JOB
Extract each line of the data below exactly as written.

===============

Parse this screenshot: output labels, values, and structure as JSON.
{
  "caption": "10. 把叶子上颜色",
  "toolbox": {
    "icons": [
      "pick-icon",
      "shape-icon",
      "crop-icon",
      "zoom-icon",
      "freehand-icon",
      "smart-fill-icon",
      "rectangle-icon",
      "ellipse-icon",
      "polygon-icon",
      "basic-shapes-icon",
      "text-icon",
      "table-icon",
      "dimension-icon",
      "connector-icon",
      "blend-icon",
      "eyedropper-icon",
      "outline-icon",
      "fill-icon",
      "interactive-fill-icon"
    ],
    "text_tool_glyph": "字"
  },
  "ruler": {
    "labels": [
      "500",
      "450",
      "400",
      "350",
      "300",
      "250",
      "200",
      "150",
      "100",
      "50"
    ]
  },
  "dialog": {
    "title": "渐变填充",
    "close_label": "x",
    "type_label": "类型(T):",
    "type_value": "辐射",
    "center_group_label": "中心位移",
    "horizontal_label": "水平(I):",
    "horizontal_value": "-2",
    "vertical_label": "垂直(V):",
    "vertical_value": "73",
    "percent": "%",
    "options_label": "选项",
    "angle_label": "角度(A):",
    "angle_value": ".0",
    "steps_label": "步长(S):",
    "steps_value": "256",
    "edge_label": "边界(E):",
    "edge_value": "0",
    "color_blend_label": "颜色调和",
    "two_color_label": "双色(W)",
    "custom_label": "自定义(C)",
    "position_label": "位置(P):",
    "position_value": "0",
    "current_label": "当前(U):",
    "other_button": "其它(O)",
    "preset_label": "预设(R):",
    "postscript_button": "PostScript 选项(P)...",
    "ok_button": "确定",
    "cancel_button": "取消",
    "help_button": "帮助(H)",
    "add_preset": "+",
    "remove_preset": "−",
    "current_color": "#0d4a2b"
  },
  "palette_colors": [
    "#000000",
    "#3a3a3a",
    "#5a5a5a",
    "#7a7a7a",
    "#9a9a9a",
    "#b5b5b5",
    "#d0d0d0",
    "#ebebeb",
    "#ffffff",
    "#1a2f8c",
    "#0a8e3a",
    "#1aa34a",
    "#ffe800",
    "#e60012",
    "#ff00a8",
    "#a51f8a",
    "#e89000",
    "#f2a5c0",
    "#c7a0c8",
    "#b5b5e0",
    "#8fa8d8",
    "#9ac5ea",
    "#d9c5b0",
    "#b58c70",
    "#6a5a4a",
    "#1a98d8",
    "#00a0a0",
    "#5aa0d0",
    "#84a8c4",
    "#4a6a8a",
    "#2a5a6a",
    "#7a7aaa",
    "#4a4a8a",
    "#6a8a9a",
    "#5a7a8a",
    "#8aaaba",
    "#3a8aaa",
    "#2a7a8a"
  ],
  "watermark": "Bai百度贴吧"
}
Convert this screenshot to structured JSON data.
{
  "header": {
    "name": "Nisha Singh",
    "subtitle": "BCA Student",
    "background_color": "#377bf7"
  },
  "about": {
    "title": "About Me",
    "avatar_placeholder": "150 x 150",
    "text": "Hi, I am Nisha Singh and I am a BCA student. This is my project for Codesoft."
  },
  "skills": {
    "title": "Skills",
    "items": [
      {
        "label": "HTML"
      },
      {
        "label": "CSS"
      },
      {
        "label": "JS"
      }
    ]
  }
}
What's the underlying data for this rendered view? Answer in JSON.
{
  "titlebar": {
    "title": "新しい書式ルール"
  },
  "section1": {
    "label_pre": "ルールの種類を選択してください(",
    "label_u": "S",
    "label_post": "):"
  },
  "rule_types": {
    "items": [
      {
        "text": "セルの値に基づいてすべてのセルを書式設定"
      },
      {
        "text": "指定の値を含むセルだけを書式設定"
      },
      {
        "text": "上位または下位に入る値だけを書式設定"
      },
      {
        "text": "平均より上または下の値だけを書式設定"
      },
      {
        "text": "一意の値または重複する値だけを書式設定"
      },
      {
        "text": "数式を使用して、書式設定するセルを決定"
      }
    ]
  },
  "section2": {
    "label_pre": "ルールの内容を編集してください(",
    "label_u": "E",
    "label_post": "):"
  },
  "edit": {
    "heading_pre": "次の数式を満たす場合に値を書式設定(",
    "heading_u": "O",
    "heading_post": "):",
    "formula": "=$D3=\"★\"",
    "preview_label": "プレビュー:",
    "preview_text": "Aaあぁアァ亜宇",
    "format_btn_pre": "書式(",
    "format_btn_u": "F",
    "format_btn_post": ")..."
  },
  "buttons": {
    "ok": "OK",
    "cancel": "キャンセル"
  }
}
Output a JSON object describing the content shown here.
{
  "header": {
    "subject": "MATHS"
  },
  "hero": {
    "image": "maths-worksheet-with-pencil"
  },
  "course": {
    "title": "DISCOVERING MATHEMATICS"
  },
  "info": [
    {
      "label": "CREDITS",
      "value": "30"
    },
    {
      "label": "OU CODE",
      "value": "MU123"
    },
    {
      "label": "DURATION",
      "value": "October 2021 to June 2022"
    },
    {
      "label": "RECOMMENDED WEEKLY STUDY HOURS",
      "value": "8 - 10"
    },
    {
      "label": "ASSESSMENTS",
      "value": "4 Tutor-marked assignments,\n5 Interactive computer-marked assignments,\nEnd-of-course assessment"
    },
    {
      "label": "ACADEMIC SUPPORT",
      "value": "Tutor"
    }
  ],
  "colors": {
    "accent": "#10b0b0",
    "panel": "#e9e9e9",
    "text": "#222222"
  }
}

===============

SOLUTION
Parse this screenshot: output labels, values, and structure as JSON.
{
  "caption": "10. 把叶子上颜色",
  "toolbox": {
    "icons": [
      "pick-icon",
      "shape-icon",
      "crop-icon",
      "zoom-icon",
      "freehand-icon",
      "smart-fill-icon",
      "rectangle-icon",
      "ellipse-icon",
      "polygon-icon",
      "basic-shapes-icon",
      "text-icon",
      "table-icon",
      "dimension-icon",
      "connector-icon",
      "blend-icon",
      "eyedropper-icon",
      "outline-icon",
      "fill-icon",
      "interactive-fill-icon"
    ],
    "text_tool_glyph": "字"
  },
  "ruler": {
    "labels": [
      "500",
      "450",
      "400",
      "350",
      "300",
      "250",
      "200",
      "150",
      "100",
      "50"
    ]
  },
  "dialog": {
    "title": "渐变填充",
    "close_label": "x",
    "type_label": "类型(T):",
    "type_value": "辐射",
    "center_group_label": "中心位移",
    "horizontal_label": "水平(I):",
    "horizontal_value": "-2",
    "vertical_label": "垂直(V):",
    "vertical_value": "73",
    "percent": "%",
    "options_label": "选项",
    "angle_label": "角度(A):",
    "angle_value": ".0",
    "steps_label": "步长(S):",
    "steps_value": "256",
    "edge_label": "边界(E):",
    "edge_value": "0",
    "color_blend_label": "颜色调和",
    "two_color_label": "双色(W)",
    "custom_label": "自定义(C)",
    "position_label": "位置(P):",
    "position_value": "0",
    "current_label": "当前(U):",
    "other_button": "其它(O)",
    "preset_label": "预设(R):",
    "postscript_button": "PostScript 选项(P)...",
    "ok_button": "确定",
    "cancel_button": "取消",
    "help_button": "帮助(H)",
    "add_preset": "+",
    "remove_preset": "−",
    "current_color": "#0d4a2b"
  },
  "palette_colors": [
    "#000000",
    "#3a3a3a",
    "#5a5a5a",
    "#7a7a7a",
    "#9a9a9a",
    "#b5b5b5",
    "#d0d0d0",
    "#ebebeb",
    "#ffffff",
    "#1a2f8c",
    "#0a8e3a",
    "#1aa34a",
    "#ffe800",
    "#e60012",
    "#ff00a8",
    "#a51f8a",
    "#e89000",
    "#f2a5c0",
    "#c7a0c8",
    "#b5b5e0",
    "#8fa8d8",
    "#9ac5ea",
    "#d9c5b0",
    "#b58c70",
    "#6a5a4a",
    "#1a98d8",
    "#00a0a0",
    "#5aa0d0",
    "#84a8c4",
    "#4a6a8a",
    "#2a5a6a",
    "#7a7aaa",
    "#4a4a8a",
    "#6a8a9a",
    "#5a7a8a",
    "#8aaaba",
    "#3a8aaa",
    "#2a7a8a"
  ],
  "watermark": "Bai百度贴吧"
}
Convert this screenshot to structured JSON data.
{
  "header": {
    "name": "Nisha Singh",
    "subtitle": "BCA Student",
    "background_color": "#377bf7"
  },
  "about": {
    "title": "About Me",
    "avatar_placeholder": "150 x 150",
    "text": "Hi, I am Nisha Singh and I am a BCA student. This is my project for Codesoft."
  },
  "skills": {
    "title": "Skills",
    "items": [
      {
        "label": "HTML"
      },
      {
        "label": "CSS"
      },
      {
        "label": "JS"
      }
    ]
  }
}
What's the underlying data for this rendered view? Answer in JSON.
{
  "titlebar": {
    "title": "新しい書式ルール"
  },
  "section1": {
    "label_pre": "ルールの種類を選択してください(",
    "label_u": "S",
    "label_post": "):"
  },
  "rule_types": {
    "items": [
      {
        "text": "セルの値に基づいてすべてのセルを書式設定"
      },
      {
        "text": "指定の値を含むセルだけを書式設定"
      },
      {
        "text": "上位または下位に入る値だけを書式設定"
      },
      {
        "text": "平均より上または下の値だけを書式設定"
      },
      {
        "text": "一意の値または重複する値だけを書式設定"
      },
      {
        "text": "数式を使用して、書式設定するセルを決定"
      }
    ]
  },
  "section2": {
    "label_pre": "ルールの内容を編集してください(",
    "label_u": "E",
    "label_post": "):"
  },
  "edit": {
    "heading_pre": "次の数式を満たす場合に値を書式設定(",
    "heading_u": "O",
    "heading_post": "):",
    "formula": "=$D3=\"★\"",
    "preview_label": "プレビュー:",
    "preview_text": "Aaあぁアァ亜宇",
    "format_btn_pre": "書式(",
    "format_btn_u": "F",
    "format_btn_post": ")..."
  },
  "buttons": {
    "ok": "OK",
    "cancel": "キャンセル"
  }
}
Output a JSON object describing the content shown here.
{
  "header": {
    "subject": "MATHS"
  },
  "hero": {
    "image": "maths-worksheet-with-pencil"
  },
  "course": {
    "title": "DISCOVERING MATHEMATICS"
  },
  "info": [
    {
      "label": "CREDITS",
      "value": "30"
    },
    {
      "label": "OU CODE",
      "value": "MU123"
    },
    {
      "label": "DURATION",
      "value": "October 2021 to June 2022"
    },
    {
      "label": "RECOMMENDED WEEKLY STUDY HOURS",
      "value": "8 - 10"
    },
    {
      "label": "ASSESSMENTS",
      "value": "4 Tutor-marked assignments,\n5 Interactive computer-marked assignments,\nEnd-of-course assessment"
    },
    {
      "label": "ACADEMIC SUPPORT",
      "value": "Tutor"
    }
  ],
  "colors": {
    "accent": "#10b0b0",
    "panel": "#e9e9e9",
    "text": "#222222"
  }
}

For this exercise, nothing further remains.